Scan the records for the word "upper". Copy each line that includes it.

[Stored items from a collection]
════════
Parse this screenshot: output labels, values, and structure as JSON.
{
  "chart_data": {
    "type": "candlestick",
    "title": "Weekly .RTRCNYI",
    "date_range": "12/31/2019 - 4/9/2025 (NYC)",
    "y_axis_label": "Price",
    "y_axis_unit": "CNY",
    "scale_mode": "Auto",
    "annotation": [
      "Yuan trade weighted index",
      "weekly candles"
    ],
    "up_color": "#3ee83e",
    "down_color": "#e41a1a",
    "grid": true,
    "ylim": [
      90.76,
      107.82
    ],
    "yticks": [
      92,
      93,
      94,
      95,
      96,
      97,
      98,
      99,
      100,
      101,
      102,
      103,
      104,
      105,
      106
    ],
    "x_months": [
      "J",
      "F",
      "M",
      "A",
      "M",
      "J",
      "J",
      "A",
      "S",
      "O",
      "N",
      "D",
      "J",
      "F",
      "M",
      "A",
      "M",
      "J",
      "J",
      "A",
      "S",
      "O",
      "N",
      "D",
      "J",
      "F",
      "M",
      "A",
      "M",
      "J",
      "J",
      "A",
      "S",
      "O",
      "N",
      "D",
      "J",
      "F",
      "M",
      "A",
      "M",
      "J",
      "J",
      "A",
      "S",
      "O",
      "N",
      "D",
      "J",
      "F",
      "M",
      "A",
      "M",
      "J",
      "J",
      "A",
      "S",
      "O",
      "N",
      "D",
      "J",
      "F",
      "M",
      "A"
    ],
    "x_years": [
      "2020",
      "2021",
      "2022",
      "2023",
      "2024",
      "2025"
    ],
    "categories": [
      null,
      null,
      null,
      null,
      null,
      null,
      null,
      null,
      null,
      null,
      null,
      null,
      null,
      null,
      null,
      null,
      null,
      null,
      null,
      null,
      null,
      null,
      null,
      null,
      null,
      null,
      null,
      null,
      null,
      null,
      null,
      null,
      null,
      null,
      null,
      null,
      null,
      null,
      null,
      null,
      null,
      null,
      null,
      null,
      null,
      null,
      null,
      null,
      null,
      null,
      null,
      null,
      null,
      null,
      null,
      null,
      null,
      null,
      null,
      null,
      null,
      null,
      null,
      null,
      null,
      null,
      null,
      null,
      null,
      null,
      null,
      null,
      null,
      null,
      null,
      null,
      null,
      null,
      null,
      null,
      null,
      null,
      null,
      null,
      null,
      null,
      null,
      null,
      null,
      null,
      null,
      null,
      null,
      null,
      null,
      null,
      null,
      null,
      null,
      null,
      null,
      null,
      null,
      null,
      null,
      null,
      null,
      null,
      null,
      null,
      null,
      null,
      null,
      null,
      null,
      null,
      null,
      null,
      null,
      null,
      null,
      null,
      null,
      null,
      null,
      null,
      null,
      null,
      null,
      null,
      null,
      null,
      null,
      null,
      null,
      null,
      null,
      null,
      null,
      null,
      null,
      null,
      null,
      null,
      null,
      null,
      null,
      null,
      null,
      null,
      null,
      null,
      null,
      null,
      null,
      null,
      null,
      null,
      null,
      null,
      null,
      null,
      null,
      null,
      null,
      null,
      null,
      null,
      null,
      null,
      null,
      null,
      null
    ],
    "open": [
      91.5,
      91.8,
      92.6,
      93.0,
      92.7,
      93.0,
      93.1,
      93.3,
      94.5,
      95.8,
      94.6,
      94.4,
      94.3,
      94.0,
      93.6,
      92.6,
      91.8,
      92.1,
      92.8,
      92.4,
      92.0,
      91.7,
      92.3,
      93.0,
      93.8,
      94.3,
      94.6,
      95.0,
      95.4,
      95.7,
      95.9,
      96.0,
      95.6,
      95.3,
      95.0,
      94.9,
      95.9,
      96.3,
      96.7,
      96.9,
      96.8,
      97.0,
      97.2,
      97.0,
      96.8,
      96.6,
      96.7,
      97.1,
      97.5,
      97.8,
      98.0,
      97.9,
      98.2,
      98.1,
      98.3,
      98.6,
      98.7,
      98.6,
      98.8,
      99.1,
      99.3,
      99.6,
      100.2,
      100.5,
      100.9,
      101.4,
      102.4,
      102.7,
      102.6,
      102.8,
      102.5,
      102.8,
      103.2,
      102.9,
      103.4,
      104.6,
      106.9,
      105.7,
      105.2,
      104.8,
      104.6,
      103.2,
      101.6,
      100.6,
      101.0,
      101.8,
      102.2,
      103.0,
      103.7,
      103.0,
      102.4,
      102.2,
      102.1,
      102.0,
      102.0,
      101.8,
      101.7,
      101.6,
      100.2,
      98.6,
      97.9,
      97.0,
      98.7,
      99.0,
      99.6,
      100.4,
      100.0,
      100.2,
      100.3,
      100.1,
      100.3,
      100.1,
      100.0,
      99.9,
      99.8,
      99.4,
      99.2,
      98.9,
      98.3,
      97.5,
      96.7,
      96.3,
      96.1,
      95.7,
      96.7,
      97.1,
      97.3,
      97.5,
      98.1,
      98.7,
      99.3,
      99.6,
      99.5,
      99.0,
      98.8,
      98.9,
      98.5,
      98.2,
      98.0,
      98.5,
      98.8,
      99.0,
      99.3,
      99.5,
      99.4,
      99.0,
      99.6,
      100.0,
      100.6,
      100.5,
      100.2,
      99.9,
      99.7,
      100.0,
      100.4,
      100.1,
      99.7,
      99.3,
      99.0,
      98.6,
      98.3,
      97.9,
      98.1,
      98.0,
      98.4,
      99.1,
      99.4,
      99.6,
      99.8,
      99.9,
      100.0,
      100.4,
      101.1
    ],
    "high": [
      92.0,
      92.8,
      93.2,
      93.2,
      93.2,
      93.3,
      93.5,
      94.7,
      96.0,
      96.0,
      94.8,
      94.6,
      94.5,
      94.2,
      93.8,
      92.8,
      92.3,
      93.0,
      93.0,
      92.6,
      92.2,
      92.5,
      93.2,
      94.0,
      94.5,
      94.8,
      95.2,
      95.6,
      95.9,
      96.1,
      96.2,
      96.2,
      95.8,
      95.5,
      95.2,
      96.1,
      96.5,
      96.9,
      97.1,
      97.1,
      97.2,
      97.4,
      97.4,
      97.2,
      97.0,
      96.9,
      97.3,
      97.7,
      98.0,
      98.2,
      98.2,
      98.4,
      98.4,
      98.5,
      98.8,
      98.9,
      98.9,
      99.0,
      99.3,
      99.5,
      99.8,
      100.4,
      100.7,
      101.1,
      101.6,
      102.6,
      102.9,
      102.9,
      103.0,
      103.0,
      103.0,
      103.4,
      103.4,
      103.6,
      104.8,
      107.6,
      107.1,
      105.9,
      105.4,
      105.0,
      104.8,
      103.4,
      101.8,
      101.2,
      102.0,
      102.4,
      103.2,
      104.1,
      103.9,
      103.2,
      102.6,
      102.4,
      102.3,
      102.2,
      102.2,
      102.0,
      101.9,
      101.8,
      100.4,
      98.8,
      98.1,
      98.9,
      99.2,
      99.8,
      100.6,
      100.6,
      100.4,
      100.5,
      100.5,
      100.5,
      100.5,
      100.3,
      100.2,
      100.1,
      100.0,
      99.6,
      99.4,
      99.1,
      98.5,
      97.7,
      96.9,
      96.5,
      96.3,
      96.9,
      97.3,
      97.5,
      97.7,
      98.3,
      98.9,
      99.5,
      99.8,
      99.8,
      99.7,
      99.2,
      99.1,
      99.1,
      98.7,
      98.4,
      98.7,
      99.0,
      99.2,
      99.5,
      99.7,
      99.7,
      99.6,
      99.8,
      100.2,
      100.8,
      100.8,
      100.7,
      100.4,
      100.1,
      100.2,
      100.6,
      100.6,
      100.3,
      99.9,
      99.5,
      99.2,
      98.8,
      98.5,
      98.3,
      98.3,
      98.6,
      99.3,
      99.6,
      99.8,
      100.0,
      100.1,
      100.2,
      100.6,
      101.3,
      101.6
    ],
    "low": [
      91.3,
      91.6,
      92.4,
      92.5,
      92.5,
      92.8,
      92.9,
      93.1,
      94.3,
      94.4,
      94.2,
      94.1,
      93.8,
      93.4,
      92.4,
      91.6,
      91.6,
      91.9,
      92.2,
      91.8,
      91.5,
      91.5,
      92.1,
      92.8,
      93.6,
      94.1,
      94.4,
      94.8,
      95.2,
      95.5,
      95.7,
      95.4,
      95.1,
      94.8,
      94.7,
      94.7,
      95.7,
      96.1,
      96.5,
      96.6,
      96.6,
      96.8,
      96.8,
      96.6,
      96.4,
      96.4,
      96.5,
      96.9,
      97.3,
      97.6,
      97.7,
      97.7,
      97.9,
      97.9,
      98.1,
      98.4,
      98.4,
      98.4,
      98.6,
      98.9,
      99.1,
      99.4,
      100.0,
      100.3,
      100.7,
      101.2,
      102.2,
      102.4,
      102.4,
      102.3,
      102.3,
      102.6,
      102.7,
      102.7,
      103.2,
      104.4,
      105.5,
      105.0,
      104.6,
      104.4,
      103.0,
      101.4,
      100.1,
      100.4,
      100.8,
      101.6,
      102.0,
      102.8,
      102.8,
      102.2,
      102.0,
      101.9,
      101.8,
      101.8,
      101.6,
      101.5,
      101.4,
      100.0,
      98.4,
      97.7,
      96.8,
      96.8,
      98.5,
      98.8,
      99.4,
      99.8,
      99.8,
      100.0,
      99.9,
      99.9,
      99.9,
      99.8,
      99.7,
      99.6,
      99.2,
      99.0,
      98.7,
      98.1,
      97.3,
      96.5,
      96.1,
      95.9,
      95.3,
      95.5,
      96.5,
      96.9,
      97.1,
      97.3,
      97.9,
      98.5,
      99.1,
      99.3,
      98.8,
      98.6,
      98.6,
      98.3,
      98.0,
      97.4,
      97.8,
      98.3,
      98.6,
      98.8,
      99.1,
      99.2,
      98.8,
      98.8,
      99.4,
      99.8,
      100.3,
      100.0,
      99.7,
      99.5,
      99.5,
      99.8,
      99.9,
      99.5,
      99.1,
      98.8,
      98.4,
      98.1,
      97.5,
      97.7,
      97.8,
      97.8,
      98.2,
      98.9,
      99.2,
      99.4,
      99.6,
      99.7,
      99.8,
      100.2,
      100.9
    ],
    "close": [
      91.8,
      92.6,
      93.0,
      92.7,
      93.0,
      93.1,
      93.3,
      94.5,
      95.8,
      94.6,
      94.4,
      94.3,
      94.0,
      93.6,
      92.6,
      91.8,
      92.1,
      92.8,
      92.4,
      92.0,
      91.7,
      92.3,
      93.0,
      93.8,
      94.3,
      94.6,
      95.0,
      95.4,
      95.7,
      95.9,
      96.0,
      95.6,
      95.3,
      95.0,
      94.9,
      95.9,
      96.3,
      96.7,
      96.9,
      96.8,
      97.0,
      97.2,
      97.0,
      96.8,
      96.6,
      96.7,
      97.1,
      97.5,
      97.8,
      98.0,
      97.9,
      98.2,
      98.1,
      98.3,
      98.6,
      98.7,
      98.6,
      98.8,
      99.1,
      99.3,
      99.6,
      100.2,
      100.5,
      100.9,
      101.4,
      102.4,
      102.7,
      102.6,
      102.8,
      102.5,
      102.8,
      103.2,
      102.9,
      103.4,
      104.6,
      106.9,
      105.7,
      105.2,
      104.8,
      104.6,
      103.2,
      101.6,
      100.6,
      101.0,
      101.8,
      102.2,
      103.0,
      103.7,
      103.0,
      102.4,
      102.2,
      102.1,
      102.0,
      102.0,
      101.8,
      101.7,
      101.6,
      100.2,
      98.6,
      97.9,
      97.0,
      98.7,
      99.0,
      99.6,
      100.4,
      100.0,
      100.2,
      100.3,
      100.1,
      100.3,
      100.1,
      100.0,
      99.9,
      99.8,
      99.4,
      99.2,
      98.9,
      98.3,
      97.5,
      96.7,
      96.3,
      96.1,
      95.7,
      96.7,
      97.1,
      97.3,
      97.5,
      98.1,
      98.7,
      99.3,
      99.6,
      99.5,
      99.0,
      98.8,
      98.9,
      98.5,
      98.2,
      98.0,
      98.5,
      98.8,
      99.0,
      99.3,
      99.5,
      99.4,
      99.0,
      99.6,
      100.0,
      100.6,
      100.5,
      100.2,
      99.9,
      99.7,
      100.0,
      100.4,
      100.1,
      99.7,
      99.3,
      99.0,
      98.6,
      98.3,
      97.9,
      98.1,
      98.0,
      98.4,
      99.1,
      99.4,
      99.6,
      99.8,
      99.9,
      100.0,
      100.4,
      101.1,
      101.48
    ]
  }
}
════════
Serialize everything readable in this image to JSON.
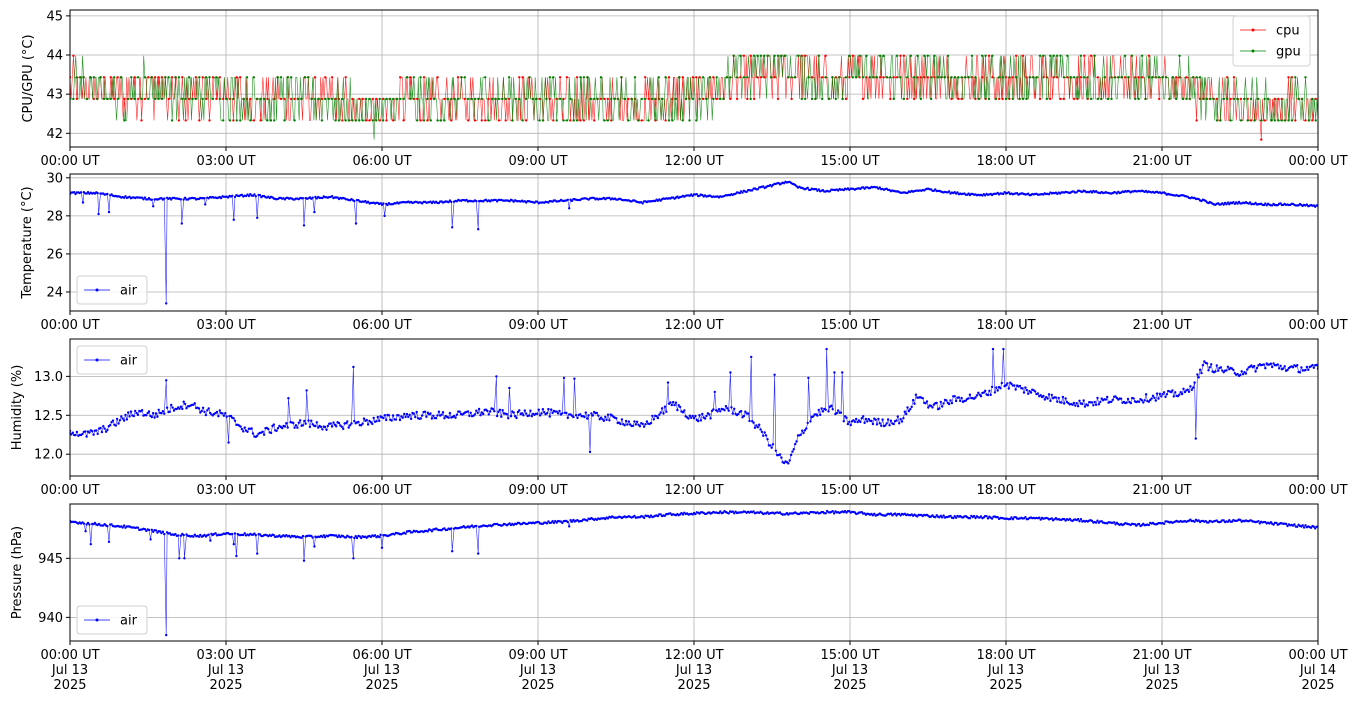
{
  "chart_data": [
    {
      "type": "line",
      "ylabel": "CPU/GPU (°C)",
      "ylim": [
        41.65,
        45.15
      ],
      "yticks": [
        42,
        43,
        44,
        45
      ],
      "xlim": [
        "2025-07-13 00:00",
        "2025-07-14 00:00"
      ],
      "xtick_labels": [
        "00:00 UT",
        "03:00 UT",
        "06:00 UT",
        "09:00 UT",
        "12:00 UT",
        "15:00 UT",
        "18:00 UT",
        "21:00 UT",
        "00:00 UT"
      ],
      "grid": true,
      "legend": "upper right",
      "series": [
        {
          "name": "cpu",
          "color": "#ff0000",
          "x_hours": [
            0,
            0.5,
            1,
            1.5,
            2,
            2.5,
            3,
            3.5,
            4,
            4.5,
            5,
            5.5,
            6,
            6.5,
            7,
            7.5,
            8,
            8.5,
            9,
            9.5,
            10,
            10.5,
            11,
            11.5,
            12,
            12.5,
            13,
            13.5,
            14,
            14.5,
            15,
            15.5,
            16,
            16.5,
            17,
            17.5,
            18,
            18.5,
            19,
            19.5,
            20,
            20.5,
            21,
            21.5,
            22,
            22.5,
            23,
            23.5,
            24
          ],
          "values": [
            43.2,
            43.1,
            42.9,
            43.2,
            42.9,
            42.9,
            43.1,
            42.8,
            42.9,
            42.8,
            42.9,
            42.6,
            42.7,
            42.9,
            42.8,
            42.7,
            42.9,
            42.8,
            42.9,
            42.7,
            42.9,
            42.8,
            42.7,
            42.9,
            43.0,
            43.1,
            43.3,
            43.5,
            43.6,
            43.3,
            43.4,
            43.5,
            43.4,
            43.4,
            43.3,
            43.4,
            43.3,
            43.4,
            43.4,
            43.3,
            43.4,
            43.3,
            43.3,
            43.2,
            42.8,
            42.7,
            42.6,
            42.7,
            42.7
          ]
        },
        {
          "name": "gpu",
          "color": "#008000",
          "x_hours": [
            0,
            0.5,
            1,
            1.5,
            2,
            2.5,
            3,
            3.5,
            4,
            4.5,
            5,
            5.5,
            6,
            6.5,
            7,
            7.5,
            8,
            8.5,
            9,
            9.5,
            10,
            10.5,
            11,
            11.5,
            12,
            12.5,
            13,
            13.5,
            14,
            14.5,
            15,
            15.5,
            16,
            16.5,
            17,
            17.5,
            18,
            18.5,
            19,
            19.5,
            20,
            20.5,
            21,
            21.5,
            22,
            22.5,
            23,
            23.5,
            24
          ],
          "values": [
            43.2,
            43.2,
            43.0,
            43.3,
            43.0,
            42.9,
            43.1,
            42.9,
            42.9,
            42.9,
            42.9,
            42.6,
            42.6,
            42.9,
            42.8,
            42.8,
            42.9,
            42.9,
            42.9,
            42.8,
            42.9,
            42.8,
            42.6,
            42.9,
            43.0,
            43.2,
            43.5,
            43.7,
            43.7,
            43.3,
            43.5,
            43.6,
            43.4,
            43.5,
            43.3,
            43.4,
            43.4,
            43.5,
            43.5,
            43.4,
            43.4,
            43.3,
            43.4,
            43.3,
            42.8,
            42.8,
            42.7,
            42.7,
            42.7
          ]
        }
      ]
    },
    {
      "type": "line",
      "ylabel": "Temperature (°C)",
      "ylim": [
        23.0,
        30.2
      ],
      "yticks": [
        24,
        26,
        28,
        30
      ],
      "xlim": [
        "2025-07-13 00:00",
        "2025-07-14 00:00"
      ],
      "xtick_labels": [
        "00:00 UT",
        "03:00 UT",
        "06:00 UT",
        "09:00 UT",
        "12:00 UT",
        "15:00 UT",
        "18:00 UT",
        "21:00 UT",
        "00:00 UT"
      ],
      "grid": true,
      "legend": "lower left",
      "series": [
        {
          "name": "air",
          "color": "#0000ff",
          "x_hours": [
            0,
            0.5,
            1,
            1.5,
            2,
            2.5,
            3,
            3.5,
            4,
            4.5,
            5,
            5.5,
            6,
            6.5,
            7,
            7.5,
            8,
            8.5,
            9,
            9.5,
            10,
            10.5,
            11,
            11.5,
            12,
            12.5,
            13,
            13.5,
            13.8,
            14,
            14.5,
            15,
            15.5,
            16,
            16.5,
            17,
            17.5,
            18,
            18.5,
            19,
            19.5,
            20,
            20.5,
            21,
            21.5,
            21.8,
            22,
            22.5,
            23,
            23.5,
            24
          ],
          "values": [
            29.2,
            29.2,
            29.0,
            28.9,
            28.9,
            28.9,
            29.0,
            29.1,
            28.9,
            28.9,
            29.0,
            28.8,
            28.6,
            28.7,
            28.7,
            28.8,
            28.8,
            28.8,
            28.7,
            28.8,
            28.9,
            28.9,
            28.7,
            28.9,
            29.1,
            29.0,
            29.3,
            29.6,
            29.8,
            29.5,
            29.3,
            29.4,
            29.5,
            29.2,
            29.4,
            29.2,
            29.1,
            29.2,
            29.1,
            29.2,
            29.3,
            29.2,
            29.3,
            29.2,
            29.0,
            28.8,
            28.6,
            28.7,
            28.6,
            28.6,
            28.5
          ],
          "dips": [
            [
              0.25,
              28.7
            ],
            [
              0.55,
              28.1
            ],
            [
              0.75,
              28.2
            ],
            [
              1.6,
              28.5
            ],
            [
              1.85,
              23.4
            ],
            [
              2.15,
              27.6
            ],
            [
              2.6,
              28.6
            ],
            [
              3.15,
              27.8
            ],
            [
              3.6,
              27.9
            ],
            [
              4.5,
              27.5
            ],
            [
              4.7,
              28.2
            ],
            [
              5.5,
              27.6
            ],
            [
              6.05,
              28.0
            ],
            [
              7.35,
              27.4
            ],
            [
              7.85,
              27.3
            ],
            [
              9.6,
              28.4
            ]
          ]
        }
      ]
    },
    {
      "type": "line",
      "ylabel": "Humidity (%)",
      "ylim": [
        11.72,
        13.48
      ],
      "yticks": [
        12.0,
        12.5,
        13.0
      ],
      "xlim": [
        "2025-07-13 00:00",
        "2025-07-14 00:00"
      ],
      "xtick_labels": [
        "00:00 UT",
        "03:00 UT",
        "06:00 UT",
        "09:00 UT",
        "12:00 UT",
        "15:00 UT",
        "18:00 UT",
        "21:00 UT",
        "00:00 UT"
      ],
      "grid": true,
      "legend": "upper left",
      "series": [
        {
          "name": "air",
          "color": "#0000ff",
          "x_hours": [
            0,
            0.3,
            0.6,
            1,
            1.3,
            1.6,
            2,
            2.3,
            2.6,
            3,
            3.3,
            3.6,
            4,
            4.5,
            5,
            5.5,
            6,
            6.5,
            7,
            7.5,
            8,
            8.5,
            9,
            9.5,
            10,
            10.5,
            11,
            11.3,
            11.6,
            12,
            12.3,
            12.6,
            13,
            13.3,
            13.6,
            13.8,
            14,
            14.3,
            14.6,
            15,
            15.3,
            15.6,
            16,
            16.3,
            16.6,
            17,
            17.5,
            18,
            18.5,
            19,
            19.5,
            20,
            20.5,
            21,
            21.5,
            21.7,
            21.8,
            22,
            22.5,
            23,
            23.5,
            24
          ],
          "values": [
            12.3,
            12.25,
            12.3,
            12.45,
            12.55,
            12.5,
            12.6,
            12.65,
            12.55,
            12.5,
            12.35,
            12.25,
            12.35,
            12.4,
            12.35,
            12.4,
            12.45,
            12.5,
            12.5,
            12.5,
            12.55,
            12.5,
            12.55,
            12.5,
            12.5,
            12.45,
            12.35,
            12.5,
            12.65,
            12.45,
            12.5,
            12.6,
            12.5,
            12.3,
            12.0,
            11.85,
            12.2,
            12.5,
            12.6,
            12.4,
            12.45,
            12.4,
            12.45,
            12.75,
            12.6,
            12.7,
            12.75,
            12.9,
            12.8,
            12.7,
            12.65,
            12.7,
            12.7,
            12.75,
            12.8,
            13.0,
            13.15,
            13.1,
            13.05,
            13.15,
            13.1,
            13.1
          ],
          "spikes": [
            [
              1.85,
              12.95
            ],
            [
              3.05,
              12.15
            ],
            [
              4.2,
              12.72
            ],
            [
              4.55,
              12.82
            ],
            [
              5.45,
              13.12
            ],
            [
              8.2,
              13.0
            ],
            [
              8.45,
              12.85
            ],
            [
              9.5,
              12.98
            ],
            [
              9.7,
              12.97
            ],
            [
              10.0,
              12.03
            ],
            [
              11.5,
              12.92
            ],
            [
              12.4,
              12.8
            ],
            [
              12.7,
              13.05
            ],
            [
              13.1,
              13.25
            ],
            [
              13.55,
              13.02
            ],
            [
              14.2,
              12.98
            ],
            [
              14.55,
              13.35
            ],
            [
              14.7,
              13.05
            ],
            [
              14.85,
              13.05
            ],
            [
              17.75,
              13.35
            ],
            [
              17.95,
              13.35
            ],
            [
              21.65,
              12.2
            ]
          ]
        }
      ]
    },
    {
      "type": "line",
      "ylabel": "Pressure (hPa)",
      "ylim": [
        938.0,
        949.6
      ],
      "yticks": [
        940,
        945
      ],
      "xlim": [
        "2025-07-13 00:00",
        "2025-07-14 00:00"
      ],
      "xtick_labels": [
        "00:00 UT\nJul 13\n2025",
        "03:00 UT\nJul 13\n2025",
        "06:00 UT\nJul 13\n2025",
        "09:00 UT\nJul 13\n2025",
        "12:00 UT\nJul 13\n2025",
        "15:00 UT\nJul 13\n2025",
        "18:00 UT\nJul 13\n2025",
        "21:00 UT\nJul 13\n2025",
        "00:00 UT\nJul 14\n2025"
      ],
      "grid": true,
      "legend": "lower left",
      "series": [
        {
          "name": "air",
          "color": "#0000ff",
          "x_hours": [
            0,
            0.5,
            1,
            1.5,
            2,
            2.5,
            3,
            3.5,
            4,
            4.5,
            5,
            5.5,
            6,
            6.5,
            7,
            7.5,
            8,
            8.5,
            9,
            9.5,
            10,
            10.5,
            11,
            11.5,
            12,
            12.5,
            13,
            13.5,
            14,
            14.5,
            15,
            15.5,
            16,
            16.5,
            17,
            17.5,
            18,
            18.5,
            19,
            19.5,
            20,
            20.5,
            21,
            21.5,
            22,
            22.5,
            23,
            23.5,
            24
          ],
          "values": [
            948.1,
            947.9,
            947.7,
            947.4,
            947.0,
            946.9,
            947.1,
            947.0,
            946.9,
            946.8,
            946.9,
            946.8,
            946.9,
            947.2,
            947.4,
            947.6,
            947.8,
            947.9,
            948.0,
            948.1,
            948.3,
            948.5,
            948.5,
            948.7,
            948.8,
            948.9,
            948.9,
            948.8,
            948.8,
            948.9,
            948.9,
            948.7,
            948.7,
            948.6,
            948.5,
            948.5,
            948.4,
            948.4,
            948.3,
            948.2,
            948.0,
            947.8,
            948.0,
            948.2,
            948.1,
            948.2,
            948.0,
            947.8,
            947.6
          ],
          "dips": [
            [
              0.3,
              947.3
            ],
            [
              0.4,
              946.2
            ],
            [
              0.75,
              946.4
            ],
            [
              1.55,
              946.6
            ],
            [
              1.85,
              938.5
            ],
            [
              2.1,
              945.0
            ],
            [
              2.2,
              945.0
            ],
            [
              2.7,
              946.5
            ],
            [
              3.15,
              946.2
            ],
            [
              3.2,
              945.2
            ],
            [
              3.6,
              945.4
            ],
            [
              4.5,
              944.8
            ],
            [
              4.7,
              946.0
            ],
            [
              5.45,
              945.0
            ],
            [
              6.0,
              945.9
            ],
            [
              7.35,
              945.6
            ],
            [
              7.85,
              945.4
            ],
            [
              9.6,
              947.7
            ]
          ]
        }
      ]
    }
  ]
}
════════
§ Reply
      "legend": "upper right",
      "legend": "upper left",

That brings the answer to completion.